> _Записанные данные_:

----------

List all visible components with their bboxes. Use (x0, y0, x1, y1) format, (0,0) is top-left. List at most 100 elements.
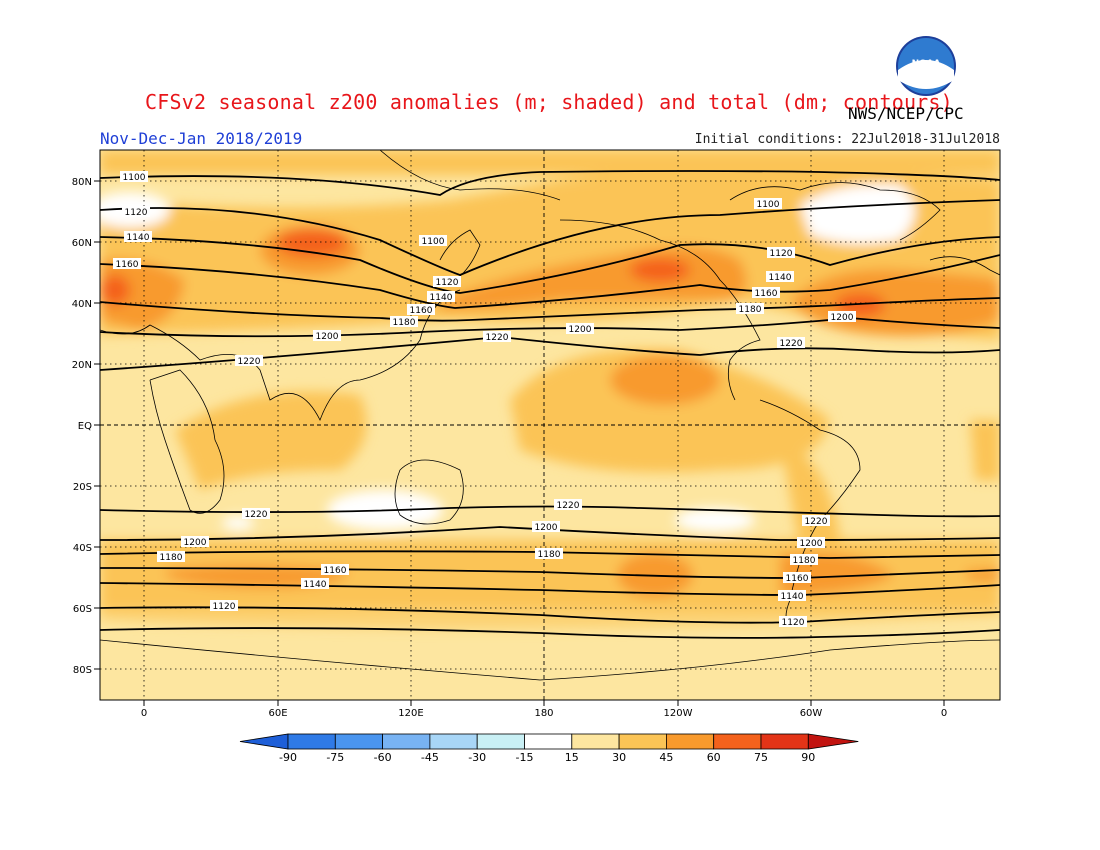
lat-tick-label: 60N (72, 238, 92, 249)
contour-label-bg (752, 287, 780, 298)
contour-label: 1120 (782, 618, 805, 628)
lon-tick-label: 120E (398, 708, 423, 719)
colorbar-arrow-high (807, 733, 859, 750)
colorbar: -90 -75 -60 -45 -30 -15 15 30 45 60 75 90 (239, 733, 859, 764)
colorbar-swatch (666, 733, 715, 750)
contour-label: 1140 (127, 233, 150, 243)
chart-title: CFSv2 seasonal z200 anomalies (m; shaded… (145, 90, 953, 114)
latitude-axis: 80N 60N 40N 20N EQ 20S 40S 60S 80S (72, 177, 100, 676)
contour-1160-sh (100, 567, 1000, 579)
lat-tick-label: 20N (72, 360, 92, 371)
contour-1100-nh (100, 170, 1000, 196)
contour-1120-nh (100, 199, 1000, 276)
colorbar-level-label: 75 (754, 751, 768, 764)
colorbar-level-label: -60 (374, 751, 392, 764)
contour-label-bg (828, 311, 856, 322)
contour-label-bg (736, 303, 764, 314)
initial-conditions: Initial conditions: 22Jul2018-31Jul2018 (694, 132, 1000, 147)
contour-label-bg (113, 258, 141, 269)
colorbar-level-label: 60 (707, 751, 721, 764)
map-panel: 1100112011401160110011201140116011801200… (100, 150, 1000, 700)
lon-tick-label: 120W (664, 708, 693, 719)
contour-label-bg (124, 231, 152, 242)
contour-label: 1100 (757, 200, 780, 210)
contour-label: 1220 (238, 357, 261, 367)
colorbar-swatch (760, 733, 809, 750)
contour-label-bg (483, 331, 511, 342)
contour-label: 1200 (569, 325, 592, 335)
colorbar-swatch (524, 733, 573, 750)
contour-label: 1220 (805, 517, 828, 527)
contour-label: 1180 (393, 318, 416, 328)
contour-1220-sh (100, 505, 1000, 518)
contour-label: 1160 (324, 566, 347, 576)
contour-label: 1160 (755, 289, 778, 299)
colorbar-swatch (287, 733, 336, 750)
contour-1180-sh (100, 550, 1000, 559)
contour-label: 1120 (436, 278, 459, 288)
lat-tick-label: 40S (73, 543, 92, 554)
colorbar-arrow-low (239, 733, 289, 750)
agency-label: NWS/NCEP/CPC (848, 104, 964, 123)
contour-label-bg (532, 521, 560, 532)
contour-label: 1180 (793, 556, 816, 566)
contour-label: 1220 (557, 501, 580, 511)
contour-label-bg (535, 548, 563, 559)
lon-tick-label: 60W (800, 708, 823, 719)
contour-label-bg (566, 323, 594, 334)
colorbar-swatch (713, 733, 762, 750)
noaa-logo-text: NOAA (912, 59, 941, 69)
lat-tick-label: 40N (72, 299, 92, 310)
contour-label: 1220 (245, 510, 268, 520)
lat-tick-label: 60S (73, 604, 92, 615)
contour-1200-nh (100, 317, 1000, 338)
contour-label: 1200 (316, 332, 339, 342)
contour-label-bg (427, 291, 455, 302)
contour-label: 1160 (410, 306, 433, 316)
colorbar-level-label: 45 (659, 751, 673, 764)
forecast-period: Nov-Dec-Jan 2018/2019 (100, 129, 303, 148)
colorbar-level-label: -30 (468, 751, 486, 764)
noaa-logo: NOAA (896, 36, 956, 96)
contour-label: 1160 (786, 574, 809, 584)
lon-tick-label: 60E (268, 708, 287, 719)
contour-label-bg (390, 316, 418, 327)
contour-label: 1160 (116, 260, 139, 270)
contour-label: 1200 (800, 539, 823, 549)
contour-label-bg (235, 355, 263, 366)
colorbar-level-label: -90 (279, 751, 297, 764)
colorbar-swatch (382, 733, 431, 750)
contour-label: 1200 (184, 538, 207, 548)
colorbar-swatch (476, 733, 525, 750)
contour-1160-nh (100, 254, 1000, 309)
contour-label-bg (783, 572, 811, 583)
equator-dateline (100, 150, 1000, 700)
contour-1220-nh (100, 336, 1000, 371)
contour-1120-sh (100, 606, 1000, 624)
contour-label: 1120 (125, 208, 148, 218)
colorbar-level-label: 90 (801, 751, 815, 764)
contour-label-bg (777, 337, 805, 348)
lat-tick-label: 20S (73, 482, 92, 493)
contour-label: 1120 (213, 602, 236, 612)
colorbar-swatch (571, 733, 620, 750)
contour-label-bg (766, 271, 794, 282)
contour-label-bg (554, 499, 582, 510)
contour-label-bg (242, 508, 270, 519)
contour-label: 1220 (780, 339, 803, 349)
contour-label-bg (120, 171, 148, 182)
colorbar-level-label: -45 (421, 751, 439, 764)
colorbar-level-label: 15 (565, 751, 579, 764)
contour-label: 1220 (486, 333, 509, 343)
contour-label-bg (778, 590, 806, 601)
contour-label-bg (802, 515, 830, 526)
contour-1140-sh (100, 582, 1000, 596)
colorbar-level-label: -75 (326, 751, 344, 764)
contour-label: 1200 (535, 523, 558, 533)
lat-tick-label: EQ (78, 421, 92, 432)
contour-label-bg (407, 304, 435, 315)
contour-label-bg (313, 330, 341, 341)
contour-label: 1120 (770, 249, 793, 259)
lat-tick-label: 80N (72, 177, 92, 188)
contour-label-bg (779, 616, 807, 627)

----------

> _Что сделать_: Перепишите все строки данных, заменив «lat-tick-label» на «lat-label» и ничего больше не меняя. Изображения в ответ не включайте.

> _Ожидаемый результат_:
List all visible components with their bboxes. Use (x0, y0, x1, y1) format, (0,0) is top-left. List at most 100 elements.
lat-label: 60N (72, 238, 92, 249)
contour-label-bg (752, 287, 780, 298)
contour-label: 1120 (782, 618, 805, 628)
lon-tick-label: 120E (398, 708, 423, 719)
colorbar-arrow-high (807, 733, 859, 750)
colorbar: -90 -75 -60 -45 -30 -15 15 30 45 60 75 90 (239, 733, 859, 764)
colorbar-swatch (666, 733, 715, 750)
contour-label: 1140 (127, 233, 150, 243)
chart-title: CFSv2 seasonal z200 anomalies (m; shaded… (145, 90, 953, 114)
latitude-axis: 80N 60N 40N 20N EQ 20S 40S 60S 80S (72, 177, 100, 676)
contour-1160-sh (100, 567, 1000, 579)
lat-label: 20N (72, 360, 92, 371)
contour-1100-nh (100, 170, 1000, 196)
contour-1120-nh (100, 199, 1000, 276)
colorbar-level-label: 75 (754, 751, 768, 764)
colorbar-level-label: -60 (374, 751, 392, 764)
contour-label-bg (828, 311, 856, 322)
contour-label-bg (736, 303, 764, 314)
initial-conditions: Initial conditions: 22Jul2018-31Jul2018 (694, 132, 1000, 147)
contour-label-bg (113, 258, 141, 269)
colorbar-level-label: 60 (707, 751, 721, 764)
map-panel: 1100112011401160110011201140116011801200… (100, 150, 1000, 700)
lon-tick-label: 120W (664, 708, 693, 719)
contour-label-bg (124, 231, 152, 242)
contour-label: 1100 (757, 200, 780, 210)
contour-label: 1220 (238, 357, 261, 367)
colorbar-swatch (760, 733, 809, 750)
contour-label-bg (483, 331, 511, 342)
contour-label: 1200 (569, 325, 592, 335)
colorbar-swatch (524, 733, 573, 750)
contour-label: 1220 (805, 517, 828, 527)
contour-label: 1180 (393, 318, 416, 328)
contour-1220-sh (100, 505, 1000, 518)
contour-label: 1160 (324, 566, 347, 576)
contour-label: 1160 (755, 289, 778, 299)
colorbar-swatch (287, 733, 336, 750)
contour-1180-sh (100, 550, 1000, 559)
contour-label: 1120 (436, 278, 459, 288)
lat-label: 40S (73, 543, 92, 554)
colorbar-arrow-low (239, 733, 289, 750)
agency-label: NWS/NCEP/CPC (848, 104, 964, 123)
contour-label-bg (532, 521, 560, 532)
contour-label: 1180 (793, 556, 816, 566)
contour-label: 1220 (557, 501, 580, 511)
contour-label-bg (535, 548, 563, 559)
lon-tick-label: 60W (800, 708, 823, 719)
contour-label-bg (566, 323, 594, 334)
colorbar-swatch (713, 733, 762, 750)
noaa-logo-text: NOAA (912, 59, 941, 69)
lat-label: 40N (72, 299, 92, 310)
contour-label: 1220 (245, 510, 268, 520)
lat-label: 60S (73, 604, 92, 615)
contour-1200-nh (100, 317, 1000, 338)
contour-label: 1200 (316, 332, 339, 342)
contour-label-bg (427, 291, 455, 302)
contour-label: 1160 (410, 306, 433, 316)
colorbar-level-label: 45 (659, 751, 673, 764)
forecast-period: Nov-Dec-Jan 2018/2019 (100, 129, 303, 148)
colorbar-level-label: -30 (468, 751, 486, 764)
noaa-logo: NOAA (896, 36, 956, 96)
contour-label: 1160 (786, 574, 809, 584)
lon-tick-label: 60E (268, 708, 287, 719)
contour-label-bg (390, 316, 418, 327)
contour-label: 1160 (116, 260, 139, 270)
contour-label: 1200 (800, 539, 823, 549)
contour-label-bg (235, 355, 263, 366)
colorbar-level-label: -90 (279, 751, 297, 764)
colorbar-swatch (382, 733, 431, 750)
contour-label: 1200 (184, 538, 207, 548)
colorbar-swatch (476, 733, 525, 750)
contour-1160-nh (100, 254, 1000, 309)
contour-label-bg (783, 572, 811, 583)
equator-dateline (100, 150, 1000, 700)
contour-1220-nh (100, 336, 1000, 371)
contour-1120-sh (100, 606, 1000, 624)
contour-label: 1120 (125, 208, 148, 218)
colorbar-level-label: 90 (801, 751, 815, 764)
contour-label-bg (777, 337, 805, 348)
lat-label: 20S (73, 482, 92, 493)
contour-label: 1120 (213, 602, 236, 612)
colorbar-swatch (571, 733, 620, 750)
contour-label-bg (766, 271, 794, 282)
contour-label-bg (554, 499, 582, 510)
contour-label-bg (242, 508, 270, 519)
contour-label: 1220 (780, 339, 803, 349)
contour-label-bg (120, 171, 148, 182)
colorbar-level-label: -45 (421, 751, 439, 764)
colorbar-level-label: 15 (565, 751, 579, 764)
contour-label: 1220 (486, 333, 509, 343)
contour-label-bg (778, 590, 806, 601)
contour-label-bg (802, 515, 830, 526)
contour-1140-sh (100, 582, 1000, 596)
colorbar-level-label: -75 (326, 751, 344, 764)
contour-label: 1200 (535, 523, 558, 533)
lat-label: EQ (78, 421, 92, 432)
contour-label-bg (407, 304, 435, 315)
contour-label-bg (313, 330, 341, 341)
contour-label: 1120 (770, 249, 793, 259)
lat-label: 80N (72, 177, 92, 188)
contour-label-bg (779, 616, 807, 627)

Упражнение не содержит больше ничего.